(Dataset records)
★ ★ ★

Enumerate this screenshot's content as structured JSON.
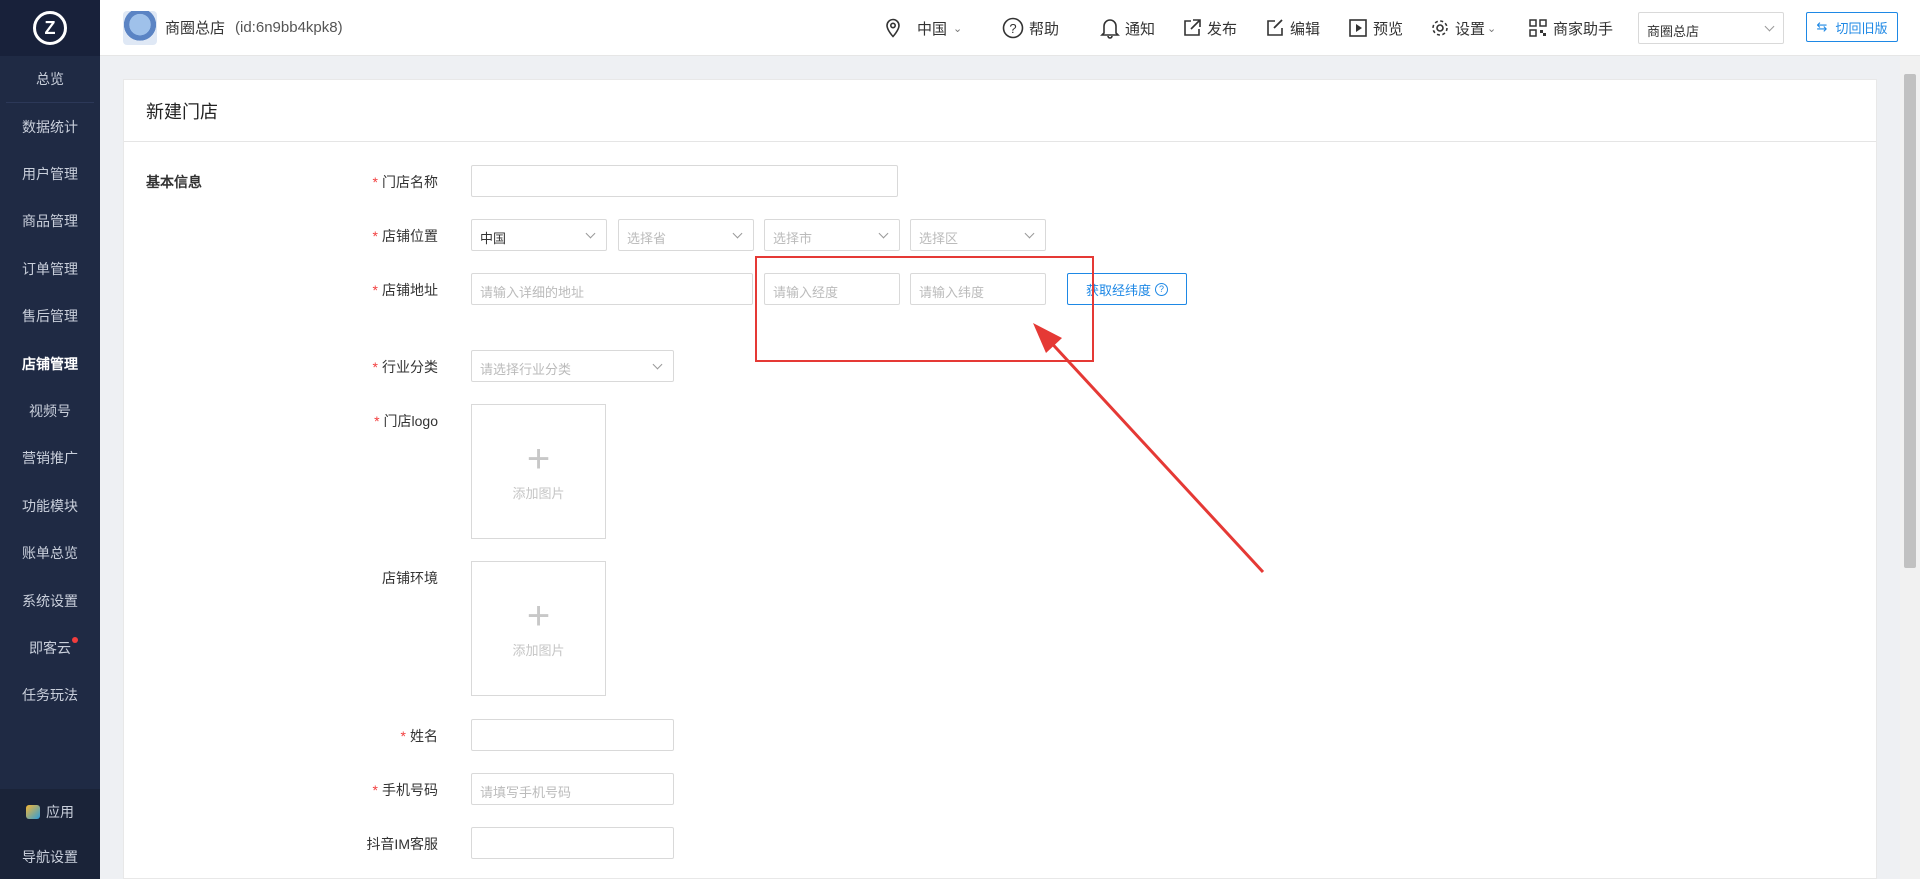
{
  "sidebar": {
    "logo_letter": "Z",
    "items": [
      {
        "label": "总览"
      },
      {
        "label": "数据统计"
      },
      {
        "label": "用户管理"
      },
      {
        "label": "商品管理"
      },
      {
        "label": "订单管理"
      },
      {
        "label": "售后管理"
      },
      {
        "label": "店铺管理"
      },
      {
        "label": "视频号"
      },
      {
        "label": "营销推广"
      },
      {
        "label": "功能模块"
      },
      {
        "label": "账单总览"
      },
      {
        "label": "系统设置"
      },
      {
        "label": "即客云"
      },
      {
        "label": "任务玩法"
      }
    ],
    "bottom": {
      "apps": "应用",
      "nav_settings": "导航设置"
    }
  },
  "header": {
    "store_name": "商圈总店",
    "store_id": "(id:6n9bb4kpk8)",
    "region": "中国",
    "help": "帮助",
    "notify": "通知",
    "publish": "发布",
    "edit": "编辑",
    "preview": "预览",
    "settings": "设置",
    "assistant": "商家助手",
    "store_select": "商圈总店",
    "switch_old": "切回旧版"
  },
  "page": {
    "title": "新建门店",
    "section": "基本信息"
  },
  "form": {
    "store_name": {
      "label": "门店名称",
      "value": ""
    },
    "location": {
      "label": "店铺位置",
      "country": "中国",
      "province_placeholder": "选择省",
      "city_placeholder": "选择市",
      "district_placeholder": "选择区"
    },
    "address": {
      "label": "店铺地址",
      "detail_placeholder": "请输入详细的地址",
      "longitude_placeholder": "请输入经度",
      "latitude_placeholder": "请输入纬度",
      "get_coords_button": "获取经纬度",
      "help_mark": "?"
    },
    "industry": {
      "label": "行业分类",
      "placeholder": "请选择行业分类"
    },
    "logo": {
      "label": "门店logo",
      "upload_text": "添加图片"
    },
    "environment": {
      "label": "店铺环境",
      "upload_text": "添加图片"
    },
    "name": {
      "label": "姓名",
      "value": ""
    },
    "phone": {
      "label": "手机号码",
      "placeholder": "请填写手机号码"
    },
    "douyin": {
      "label": "抖音IM客服",
      "value": ""
    }
  },
  "colors": {
    "sidebar_bg": "#1f2a44",
    "accent": "#1e88e5",
    "required": "#f23d3d",
    "annotation": "#e53935"
  }
}
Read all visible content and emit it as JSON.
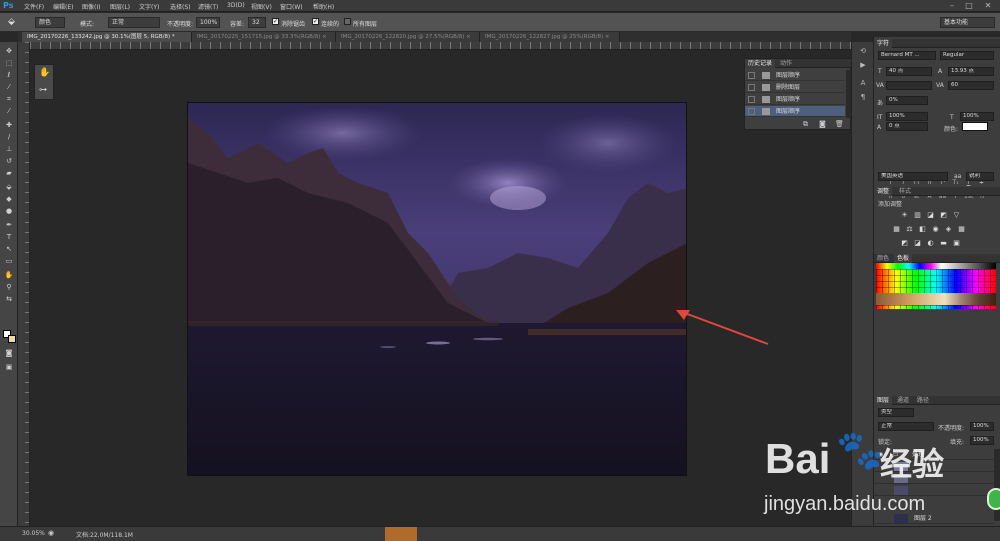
{
  "app": {
    "logo": "Ps"
  },
  "menu": [
    "文件(F)",
    "编辑(E)",
    "图像(I)",
    "图层(L)",
    "文字(Y)",
    "选择(S)",
    "滤镜(T)",
    "3D(D)",
    "视图(V)",
    "窗口(W)",
    "帮助(H)"
  ],
  "window_controls": [
    "–",
    "□",
    "✕"
  ],
  "options": {
    "brush_mode": "颜色",
    "mode_label": "模式:",
    "mode_value": "正常",
    "opacity_label": "不透明度:",
    "opacity_value": "100%",
    "tolerance_label": "容差:",
    "tolerance_value": "32",
    "antialias": "消除锯齿",
    "contiguous": "连续的",
    "all_layers": "所有图层",
    "workspace": "基本功能"
  },
  "tabs": [
    {
      "label": "IMG_20170226_133242.jpg @ 30.1%(图层 5, RGB/8) *",
      "active": true
    },
    {
      "label": "IMG_20170225_151715.jpg @ 33.3%(RGB/8) ×",
      "active": false
    },
    {
      "label": "IMG_20170226_122820.jpg @ 27.5%(RGB/8) ×",
      "active": false
    },
    {
      "label": "IMG_20170226_122827.jpg @ 25%(RGB/8) ×",
      "active": false
    }
  ],
  "status": {
    "zoom": "30.05%",
    "doc": "文档:22.0M/118.1M"
  },
  "history": {
    "tabs": [
      "历史记录",
      "动作"
    ],
    "items": [
      "图层顺序",
      "删除图层",
      "图层顺序",
      "图层顺序"
    ],
    "selected_index": 3
  },
  "character": {
    "tab": "字符",
    "font_family": "Bernard MT ...",
    "font_style": "Regular",
    "size": "40 点",
    "leading": "13.93 点",
    "kerning": "",
    "tracking": "60",
    "shift": "0%",
    "vscale": "100%",
    "hscale": "100%",
    "baseline": "0 点",
    "color_label": "颜色:",
    "styles": [
      "T",
      "T",
      "TT",
      "Tr",
      "T¹",
      "T₁",
      "T",
      "T"
    ],
    "opentype": [
      "fi",
      "σ",
      "st",
      "A",
      "aa",
      "T",
      "1st",
      "½"
    ],
    "language": "美国英语",
    "antialias": "锐利",
    "aa_prefix": "aa"
  },
  "adjustments": {
    "tabs": [
      "调整",
      "样式"
    ],
    "title": "添加调整"
  },
  "swatches": {
    "tabs": [
      "颜色",
      "色板"
    ]
  },
  "layers": {
    "tabs": [
      "图层",
      "通道",
      "路径"
    ],
    "kind": "类型",
    "blend": "正常",
    "opacity_label": "不透明度:",
    "opacity": "100%",
    "lock_label": "锁定:",
    "fill_label": "填充:",
    "fill": "100%",
    "items": [
      {
        "name": "处理",
        "type": "group"
      },
      {
        "name": "",
        "type": "layer"
      },
      {
        "name": "",
        "type": "layer"
      },
      {
        "name": "",
        "type": "layer"
      },
      {
        "name": "图层 2",
        "type": "layer"
      }
    ]
  },
  "watermark": {
    "brand": "Bai",
    "brand_cn": "经验",
    "url": "jingyan.baidu.com"
  },
  "colors": {
    "selection": "#4e5f7d",
    "accent": "#e0483e",
    "badge": "#3fb44a"
  }
}
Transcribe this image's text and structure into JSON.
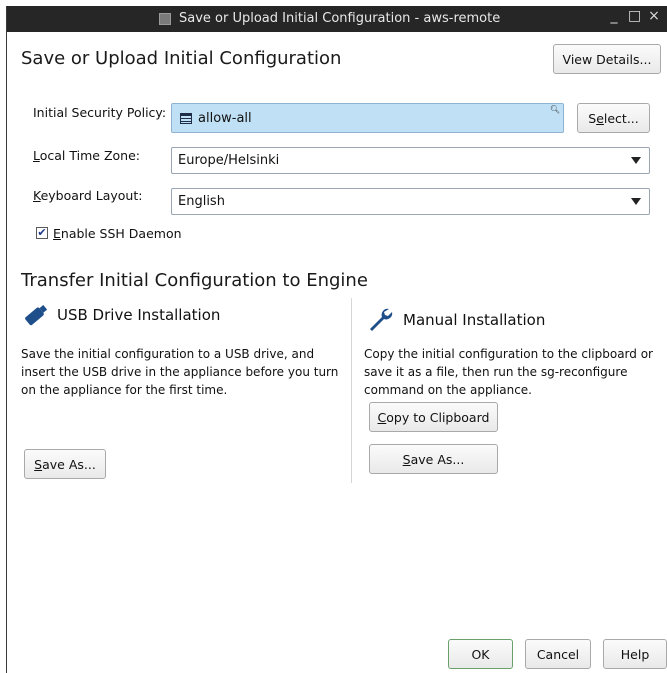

★ ★ ★

● **EXERCISE DESCRIPTION**:
Pictures in the records should not appear in your copy, but everything else must be transcribed exactly.

● **FINISHED ANSWER**:
Enumerate this screenshot's content as structured JSON.
{
  "sidebar": {
    "logo_letter": "Z",
    "items": [
      {
        "label": "总览"
      },
      {
        "label": "数据统计"
      },
      {
        "label": "用户管理"
      },
      {
        "label": "商品管理"
      },
      {
        "label": "订单管理"
      },
      {
        "label": "售后管理"
      },
      {
        "label": "店铺管理"
      },
      {
        "label": "视频号"
      },
      {
        "label": "营销推广"
      },
      {
        "label": "功能模块"
      },
      {
        "label": "账单总览"
      },
      {
        "label": "系统设置"
      },
      {
        "label": "即客云"
      },
      {
        "label": "任务玩法"
      }
    ],
    "bottom": {
      "apps": "应用",
      "nav_settings": "导航设置"
    }
  },
  "header": {
    "store_name": "商圈总店",
    "store_id": "(id:6n9bb4kpk8)",
    "region": "中国",
    "help": "帮助",
    "notify": "通知",
    "publish": "发布",
    "edit": "编辑",
    "preview": "预览",
    "settings": "设置",
    "assistant": "商家助手",
    "store_select": "商圈总店",
    "switch_old": "切回旧版"
  },
  "page": {
    "title": "新建门店",
    "section": "基本信息"
  },
  "form": {
    "store_name": {
      "label": "门店名称",
      "value": ""
    },
    "location": {
      "label": "店铺位置",
      "country": "中国",
      "province_placeholder": "选择省",
      "city_placeholder": "选择市",
      "district_placeholder": "选择区"
    },
    "address": {
      "label": "店铺地址",
      "detail_placeholder": "请输入详细的地址",
      "longitude_placeholder": "请输入经度",
      "latitude_placeholder": "请输入纬度",
      "get_coords_button": "获取经纬度",
      "help_mark": "?"
    },
    "industry": {
      "label": "行业分类",
      "placeholder": "请选择行业分类"
    },
    "logo": {
      "label": "门店logo",
      "upload_text": "添加图片"
    },
    "environment": {
      "label": "店铺环境",
      "upload_text": "添加图片"
    },
    "name": {
      "label": "姓名",
      "value": ""
    },
    "phone": {
      "label": "手机号码",
      "placeholder": "请填写手机号码"
    },
    "douyin": {
      "label": "抖音IM客服",
      "value": ""
    }
  },
  "colors": {
    "sidebar_bg": "#1f2a44",
    "accent": "#1e88e5",
    "required": "#f23d3d",
    "annotation": "#e53935"
  }
}
Read all visible content and emit it as JSON.
{
  "app": {
    "logo": "Ps"
  },
  "menu": [
    "文件(F)",
    "编辑(E)",
    "图像(I)",
    "图层(L)",
    "文字(Y)",
    "选择(S)",
    "滤镜(T)",
    "3D(D)",
    "视图(V)",
    "窗口(W)",
    "帮助(H)"
  ],
  "window_controls": [
    "–",
    "□",
    "✕"
  ],
  "options": {
    "brush_mode": "颜色",
    "mode_label": "模式:",
    "mode_value": "正常",
    "opacity_label": "不透明度:",
    "opacity_value": "100%",
    "tolerance_label": "容差:",
    "tolerance_value": "32",
    "antialias": "消除锯齿",
    "contiguous": "连续的",
    "all_layers": "所有图层",
    "workspace": "基本功能"
  },
  "tabs": [
    {
      "label": "IMG_20170226_133242.jpg @ 30.1%(图层 5, RGB/8) *",
      "active": true
    },
    {
      "label": "IMG_20170225_151715.jpg @ 33.3%(RGB/8) ×",
      "active": false
    },
    {
      "label": "IMG_20170226_122820.jpg @ 27.5%(RGB/8) ×",
      "active": false
    },
    {
      "label": "IMG_20170226_122827.jpg @ 25%(RGB/8) ×",
      "active": false
    }
  ],
  "status": {
    "zoom": "30.05%",
    "doc": "文档:22.0M/118.1M"
  },
  "history": {
    "tabs": [
      "历史记录",
      "动作"
    ],
    "items": [
      "图层顺序",
      "删除图层",
      "图层顺序",
      "图层顺序"
    ],
    "selected_index": 3
  },
  "character": {
    "tab": "字符",
    "font_family": "Bernard MT ...",
    "font_style": "Regular",
    "size": "40 点",
    "leading": "13.93 点",
    "kerning": "",
    "tracking": "60",
    "shift": "0%",
    "vscale": "100%",
    "hscale": "100%",
    "baseline": "0 点",
    "color_label": "颜色:",
    "styles": [
      "T",
      "T",
      "TT",
      "Tr",
      "T¹",
      "T₁",
      "T",
      "T"
    ],
    "opentype": [
      "fi",
      "σ",
      "st",
      "A",
      "aa",
      "T",
      "1st",
      "½"
    ],
    "language": "美国英语",
    "antialias": "锐利",
    "aa_prefix": "aa"
  },
  "adjustments": {
    "tabs": [
      "调整",
      "样式"
    ],
    "title": "添加调整"
  },
  "swatches": {
    "tabs": [
      "颜色",
      "色板"
    ]
  },
  "layers": {
    "tabs": [
      "图层",
      "通道",
      "路径"
    ],
    "kind": "类型",
    "blend": "正常",
    "opacity_label": "不透明度:",
    "opacity": "100%",
    "lock_label": "锁定:",
    "fill_label": "填充:",
    "fill": "100%",
    "items": [
      {
        "name": "处理",
        "type": "group"
      },
      {
        "name": "",
        "type": "layer"
      },
      {
        "name": "",
        "type": "layer"
      },
      {
        "name": "",
        "type": "layer"
      },
      {
        "name": "图层 2",
        "type": "layer"
      }
    ]
  },
  "watermark": {
    "brand": "Bai",
    "brand_cn": "经验",
    "url": "jingyan.baidu.com"
  },
  "colors": {
    "selection": "#4e5f7d",
    "accent": "#e0483e",
    "badge": "#3fb44a"
  }
}
Transcribe this image's text and structure into JSON.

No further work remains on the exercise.